Transcribe the records below in full; pictures stay out of the copy.
____________
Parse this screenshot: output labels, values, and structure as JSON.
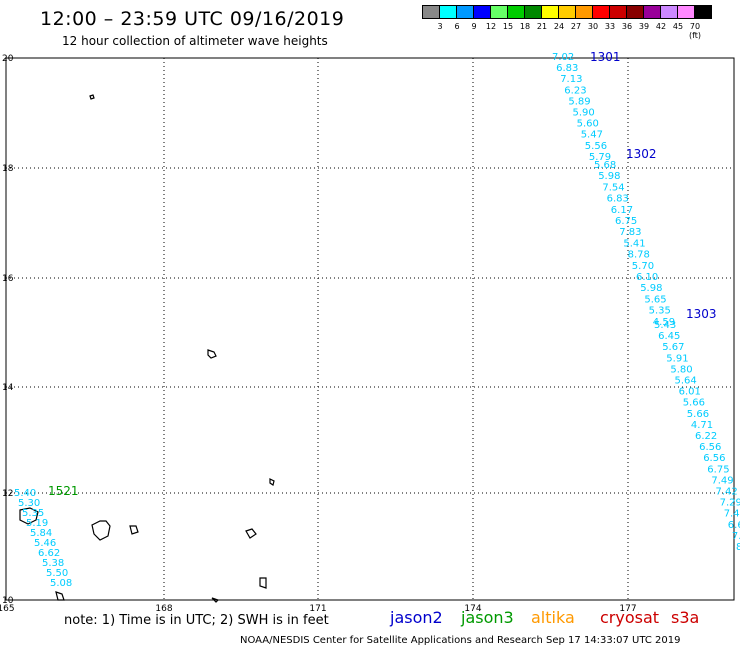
{
  "title": "12:00 – 23:59 UTC 09/16/2019",
  "subtitle": "12 hour collection of altimeter wave heights",
  "scale": {
    "colors": [
      "#888888",
      "#00ffff",
      "#0099ff",
      "#0000ff",
      "#66ff66",
      "#00cc00",
      "#008800",
      "#ffff00",
      "#ffcc00",
      "#ff9900",
      "#ff0000",
      "#cc0000",
      "#880000",
      "#990099",
      "#cc88ff",
      "#ff88ff",
      "#000000"
    ],
    "labels": [
      "3",
      "6",
      "9",
      "12",
      "15",
      "18",
      "21",
      "24",
      "27",
      "30",
      "33",
      "36",
      "39",
      "42",
      "45",
      "70 (ft)"
    ]
  },
  "axes": {
    "lon_labels": [
      "165",
      "168",
      "171",
      "174",
      "177"
    ],
    "lat_labels": [
      "20",
      "18",
      "16",
      "14",
      "12",
      "10"
    ]
  },
  "tracks": [
    {
      "id": "1301",
      "satellite": "jason2",
      "color": "#00ccff",
      "values": [
        "7.02",
        "6.83",
        "7.13",
        "6.23",
        "5.89",
        "5.90",
        "5.60",
        "5.47",
        "5.56",
        "5.79"
      ]
    },
    {
      "id": "1302",
      "satellite": "jason2",
      "color": "#00ccff",
      "values": [
        "5.68",
        "5.98",
        "7.54",
        "6.83",
        "6.17",
        "6.75",
        "7.83",
        "5.41",
        "8.78",
        "5.70",
        "6.10",
        "5.98",
        "5.65",
        "5.35",
        "4.59"
      ]
    },
    {
      "id": "1303",
      "satellite": "jason2",
      "color": "#00ccff",
      "values": [
        "5.43",
        "6.45",
        "5.67",
        "5.91",
        "5.80",
        "5.64",
        "6.01",
        "5.66",
        "5.66",
        "4.71",
        "6.22",
        "6.56",
        "6.56",
        "6.75",
        "7.49",
        "7.42",
        "7.29",
        "7.4",
        "6.6",
        "7.",
        "8."
      ]
    },
    {
      "id": "1521",
      "satellite": "jason3",
      "color": "#00ccff",
      "values": [
        "5.40",
        "5.30",
        "5.35",
        "5.19",
        "5.84",
        "5.46",
        "6.62",
        "5.38",
        "5.50",
        "5.08"
      ]
    }
  ],
  "note": "note: 1) Time is in UTC; 2) SWH is in feet",
  "legend": [
    {
      "name": "jason2",
      "color": "#0000cc"
    },
    {
      "name": "jason3",
      "color": "#009900"
    },
    {
      "name": "altika",
      "color": "#ff9900"
    },
    {
      "name": "cryosat",
      "color": "#cc0000"
    },
    {
      "name": "s3a",
      "color": "#cc0000"
    }
  ],
  "footer": "NOAA/NESDIS Center for Satellite Applications and Research     Sep 17 14:33:07 UTC 2019"
}
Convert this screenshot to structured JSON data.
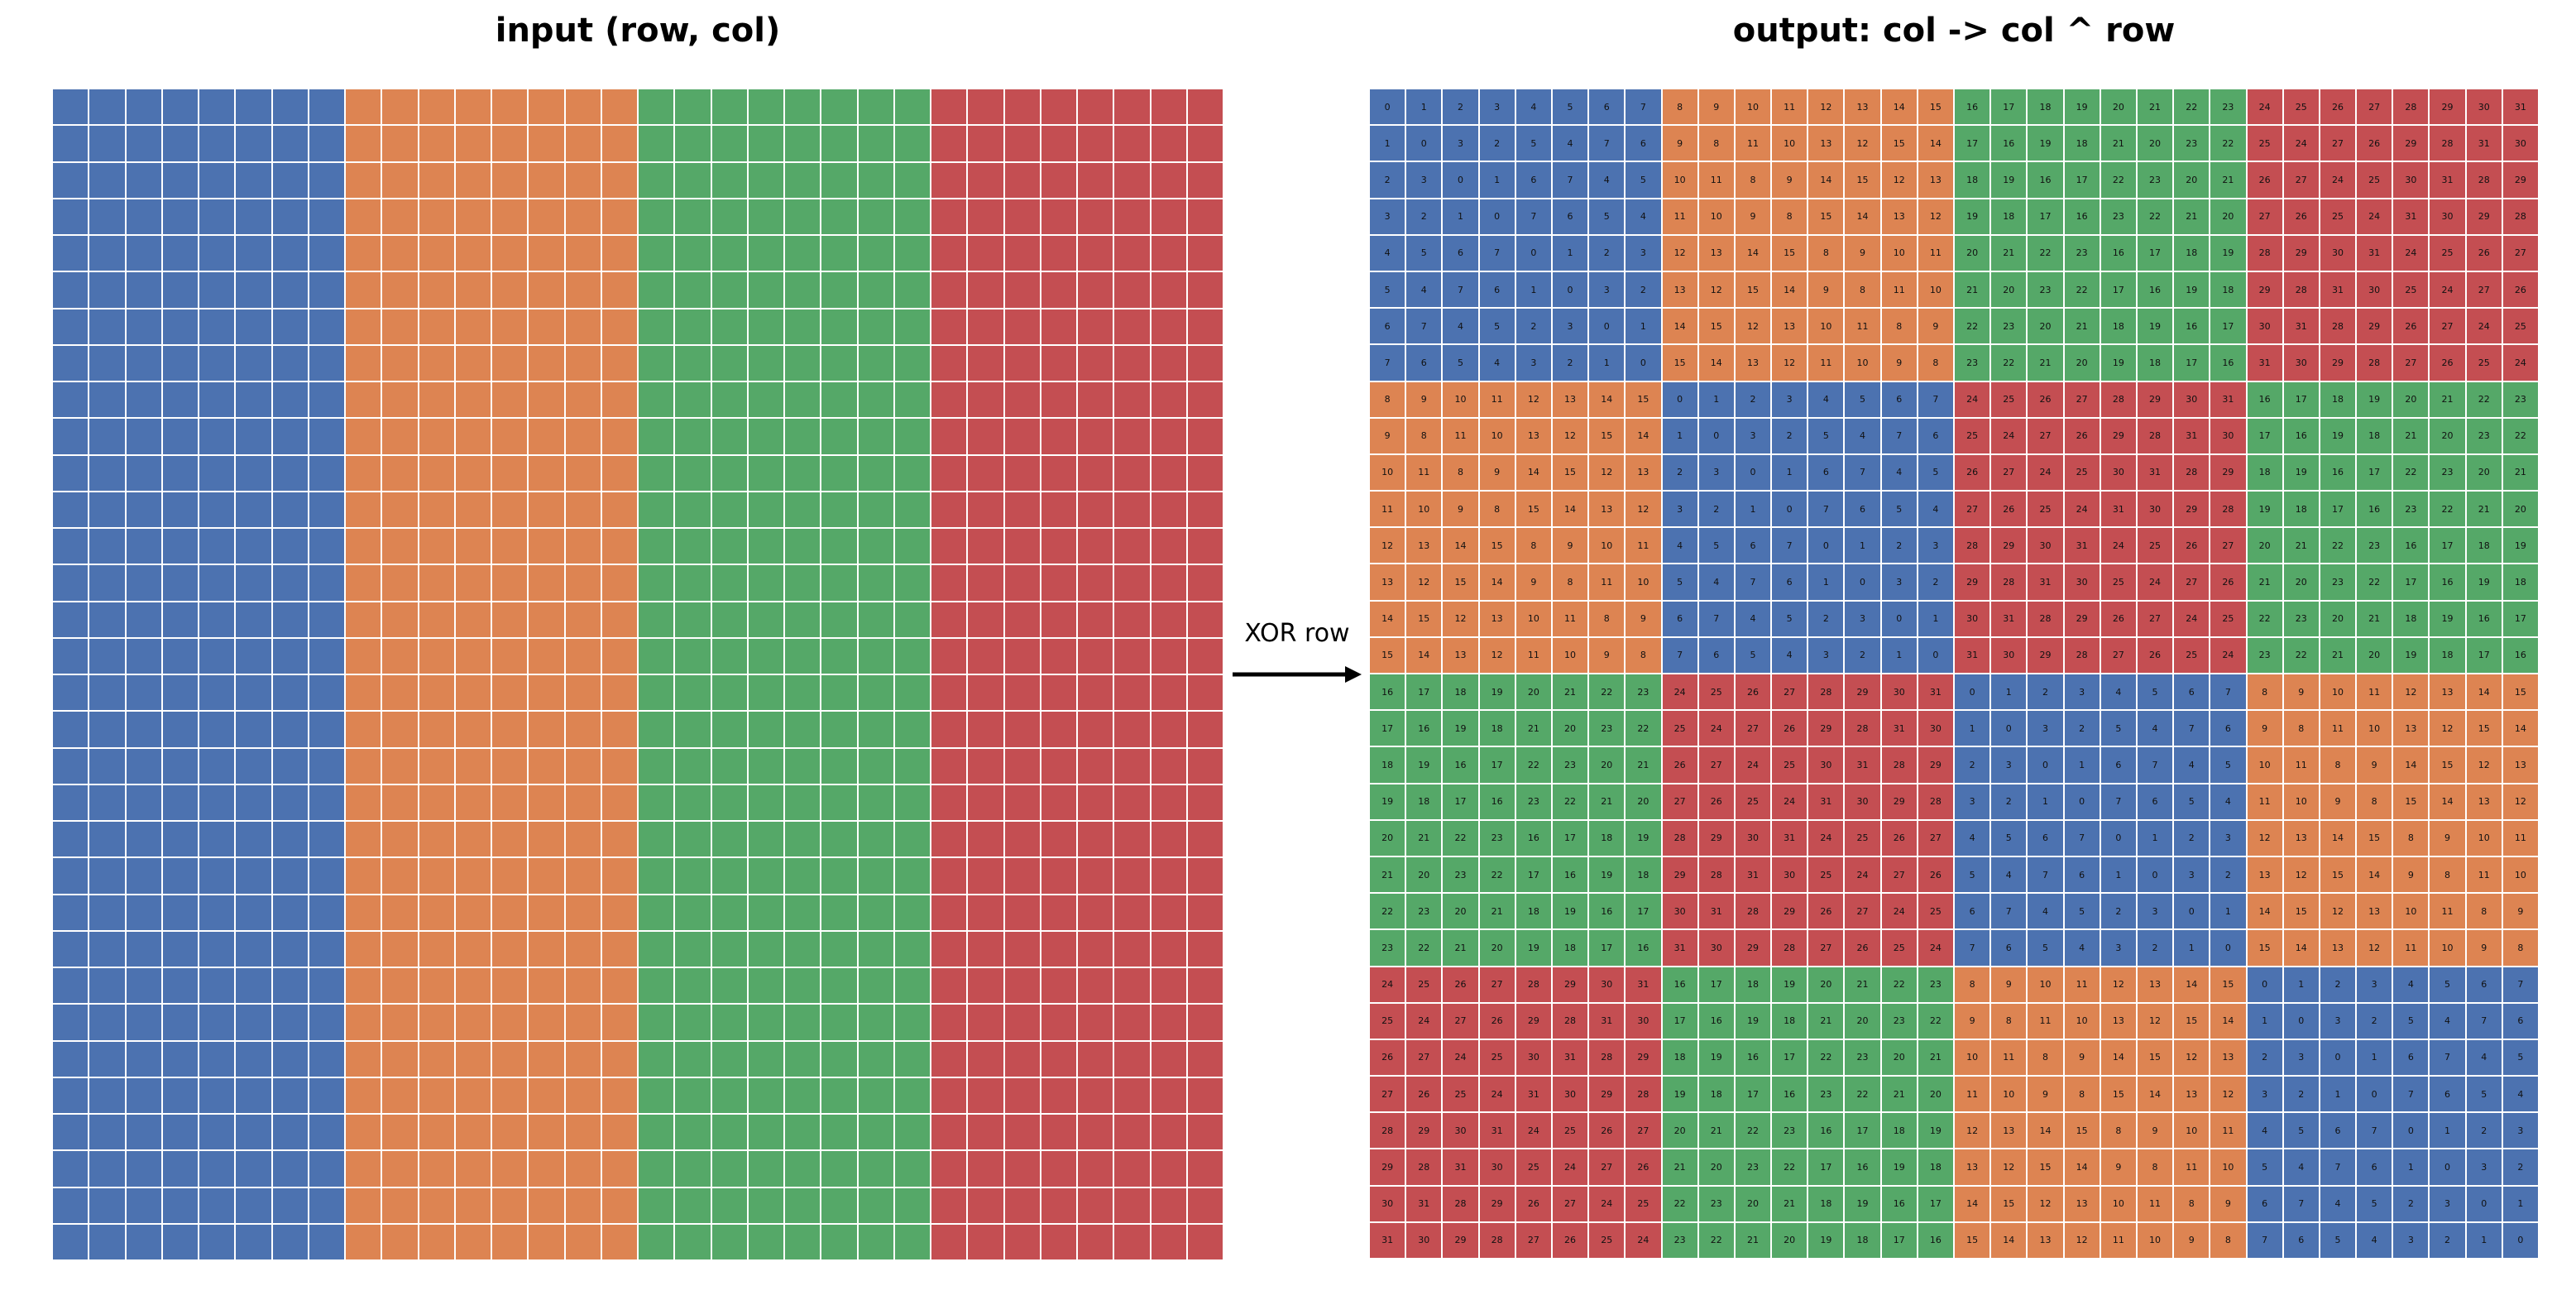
{
  "left_panel": {
    "title": "input (row, col)"
  },
  "right_panel": {
    "title": "output: col -> col ^ row"
  },
  "arrow": {
    "label": "XOR row"
  },
  "grid": {
    "rows": 32,
    "cols": 32,
    "group_size": 8
  },
  "colors": {
    "group_0": "#4c72b0",
    "group_1": "#dd8452",
    "group_2": "#55a868",
    "group_3": "#c44e52",
    "cell_border": "#ffffff",
    "text": "#111111"
  },
  "chart_data": {
    "type": "heatmap",
    "title": "output: col -> col ^ row",
    "description_rule": "cell(row, col) = col ^ row"
  }
}
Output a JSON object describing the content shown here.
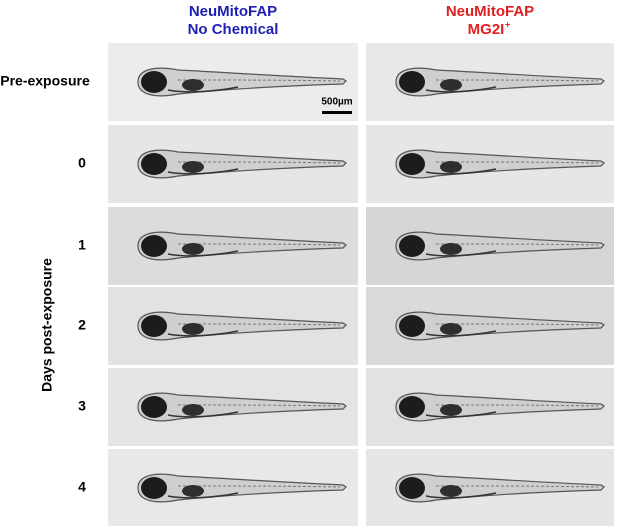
{
  "columns": [
    {
      "line1": "NeuMitoFAP",
      "line2": "No Chemical"
    },
    {
      "line1": "NeuMitoFAP",
      "line2": "MG2I",
      "superscript": "+"
    }
  ],
  "rows": [
    "Pre-exposure",
    "0",
    "1",
    "2",
    "3",
    "4"
  ],
  "y_axis_label": "Days post-exposure",
  "scale_bar": "500µm"
}
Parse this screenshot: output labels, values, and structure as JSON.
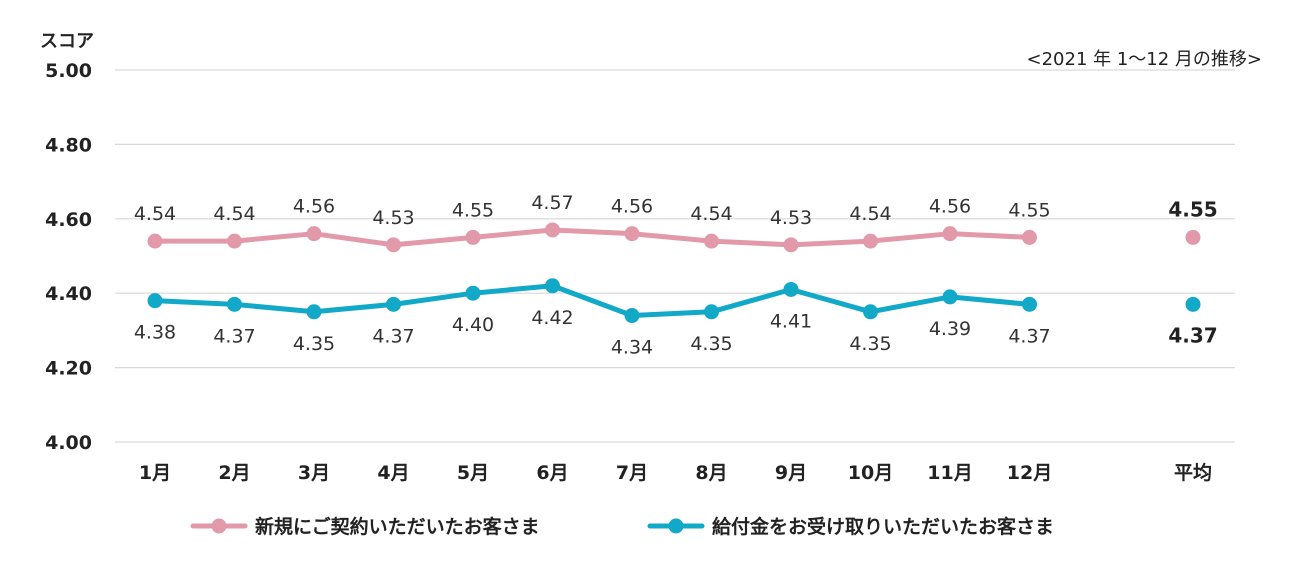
{
  "chart_data": {
    "type": "line",
    "ylabel": "スコア",
    "period_note": "<2021 年 1〜12 月の推移>",
    "ylim": [
      4.0,
      5.0
    ],
    "yticks": [
      "4.00",
      "4.20",
      "4.40",
      "4.60",
      "4.80",
      "5.00"
    ],
    "categories": [
      "1月",
      "2月",
      "3月",
      "4月",
      "5月",
      "6月",
      "7月",
      "8月",
      "9月",
      "10月",
      "11月",
      "12月"
    ],
    "average_label": "平均",
    "grid": true,
    "legend_position": "bottom",
    "series": [
      {
        "name": "新規にご契約いただいたお客さま",
        "color": "#E29AAA",
        "values": [
          4.54,
          4.54,
          4.56,
          4.53,
          4.55,
          4.57,
          4.56,
          4.54,
          4.53,
          4.54,
          4.56,
          4.55
        ],
        "labels": [
          "4.54",
          "4.54",
          "4.56",
          "4.53",
          "4.55",
          "4.57",
          "4.56",
          "4.54",
          "4.53",
          "4.54",
          "4.56",
          "4.55"
        ],
        "average": 4.55,
        "average_label": "4.55"
      },
      {
        "name": "給付金をお受け取りいただいたお客さま",
        "color": "#12A9C8",
        "values": [
          4.38,
          4.37,
          4.35,
          4.37,
          4.4,
          4.42,
          4.34,
          4.35,
          4.41,
          4.35,
          4.39,
          4.37
        ],
        "labels": [
          "4.38",
          "4.37",
          "4.35",
          "4.37",
          "4.40",
          "4.42",
          "4.34",
          "4.35",
          "4.41",
          "4.35",
          "4.39",
          "4.37"
        ],
        "average": 4.37,
        "average_label": "4.37"
      }
    ]
  }
}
____________
▶ _Response_
Parse this screenshot: output labels, values, and structure as JSON.
{
  "title": "12:00 – 23:59 UTC 09/16/2019",
  "subtitle": "12 hour collection of altimeter wave heights",
  "scale": {
    "colors": [
      "#888888",
      "#00ffff",
      "#0099ff",
      "#0000ff",
      "#66ff66",
      "#00cc00",
      "#008800",
      "#ffff00",
      "#ffcc00",
      "#ff9900",
      "#ff0000",
      "#cc0000",
      "#880000",
      "#990099",
      "#cc88ff",
      "#ff88ff",
      "#000000"
    ],
    "labels": [
      "3",
      "6",
      "9",
      "12",
      "15",
      "18",
      "21",
      "24",
      "27",
      "30",
      "33",
      "36",
      "39",
      "42",
      "45",
      "70 (ft)"
    ]
  },
  "axes": {
    "lon_labels": [
      "165",
      "168",
      "171",
      "174",
      "177"
    ],
    "lat_labels": [
      "20",
      "18",
      "16",
      "14",
      "12",
      "10"
    ]
  },
  "tracks": [
    {
      "id": "1301",
      "satellite": "jason2",
      "color": "#00ccff",
      "values": [
        "7.02",
        "6.83",
        "7.13",
        "6.23",
        "5.89",
        "5.90",
        "5.60",
        "5.47",
        "5.56",
        "5.79"
      ]
    },
    {
      "id": "1302",
      "satellite": "jason2",
      "color": "#00ccff",
      "values": [
        "5.68",
        "5.98",
        "7.54",
        "6.83",
        "6.17",
        "6.75",
        "7.83",
        "5.41",
        "8.78",
        "5.70",
        "6.10",
        "5.98",
        "5.65",
        "5.35",
        "4.59"
      ]
    },
    {
      "id": "1303",
      "satellite": "jason2",
      "color": "#00ccff",
      "values": [
        "5.43",
        "6.45",
        "5.67",
        "5.91",
        "5.80",
        "5.64",
        "6.01",
        "5.66",
        "5.66",
        "4.71",
        "6.22",
        "6.56",
        "6.56",
        "6.75",
        "7.49",
        "7.42",
        "7.29",
        "7.4",
        "6.6",
        "7.",
        "8."
      ]
    },
    {
      "id": "1521",
      "satellite": "jason3",
      "color": "#00ccff",
      "values": [
        "5.40",
        "5.30",
        "5.35",
        "5.19",
        "5.84",
        "5.46",
        "6.62",
        "5.38",
        "5.50",
        "5.08"
      ]
    }
  ],
  "note": "note: 1) Time is in UTC; 2) SWH is in feet",
  "legend": [
    {
      "name": "jason2",
      "color": "#0000cc"
    },
    {
      "name": "jason3",
      "color": "#009900"
    },
    {
      "name": "altika",
      "color": "#ff9900"
    },
    {
      "name": "cryosat",
      "color": "#cc0000"
    },
    {
      "name": "s3a",
      "color": "#cc0000"
    }
  ],
  "footer": "NOAA/NESDIS Center for Satellite Applications and Research     Sep 17 14:33:07 UTC 2019"
}
Convert this screenshot to structured JSON data.
{
  "left_panel": {
    "title": "input (row, col)"
  },
  "right_panel": {
    "title": "output: col -> col ^ row"
  },
  "arrow": {
    "label": "XOR row"
  },
  "grid": {
    "rows": 32,
    "cols": 32,
    "group_size": 8
  },
  "colors": {
    "group_0": "#4c72b0",
    "group_1": "#dd8452",
    "group_2": "#55a868",
    "group_3": "#c44e52",
    "cell_border": "#ffffff",
    "text": "#111111"
  },
  "chart_data": {
    "type": "heatmap",
    "title": "output: col -> col ^ row",
    "description_rule": "cell(row, col) = col ^ row"
  }
}
Output a JSON object describing the content shown here.
{
  "columns": [
    {
      "line1": "NeuMitoFAP",
      "line2": "No Chemical"
    },
    {
      "line1": "NeuMitoFAP",
      "line2": "MG2I",
      "superscript": "+"
    }
  ],
  "rows": [
    "Pre-exposure",
    "0",
    "1",
    "2",
    "3",
    "4"
  ],
  "y_axis_label": "Days post-exposure",
  "scale_bar": "500µm"
}
Parse this screenshot: output labels, values, and structure as JSON.
{
  "chart_data": {
    "type": "line",
    "ylabel": "スコア",
    "period_note": "<2021 年 1〜12 月の推移>",
    "ylim": [
      4.0,
      5.0
    ],
    "yticks": [
      "4.00",
      "4.20",
      "4.40",
      "4.60",
      "4.80",
      "5.00"
    ],
    "categories": [
      "1月",
      "2月",
      "3月",
      "4月",
      "5月",
      "6月",
      "7月",
      "8月",
      "9月",
      "10月",
      "11月",
      "12月"
    ],
    "average_label": "平均",
    "grid": true,
    "legend_position": "bottom",
    "series": [
      {
        "name": "新規にご契約いただいたお客さま",
        "color": "#E29AAA",
        "values": [
          4.54,
          4.54,
          4.56,
          4.53,
          4.55,
          4.57,
          4.56,
          4.54,
          4.53,
          4.54,
          4.56,
          4.55
        ],
        "labels": [
          "4.54",
          "4.54",
          "4.56",
          "4.53",
          "4.55",
          "4.57",
          "4.56",
          "4.54",
          "4.53",
          "4.54",
          "4.56",
          "4.55"
        ],
        "average": 4.55,
        "average_label": "4.55"
      },
      {
        "name": "給付金をお受け取りいただいたお客さま",
        "color": "#12A9C8",
        "values": [
          4.38,
          4.37,
          4.35,
          4.37,
          4.4,
          4.42,
          4.34,
          4.35,
          4.41,
          4.35,
          4.39,
          4.37
        ],
        "labels": [
          "4.38",
          "4.37",
          "4.35",
          "4.37",
          "4.40",
          "4.42",
          "4.34",
          "4.35",
          "4.41",
          "4.35",
          "4.39",
          "4.37"
        ],
        "average": 4.37,
        "average_label": "4.37"
      }
    ]
  }
}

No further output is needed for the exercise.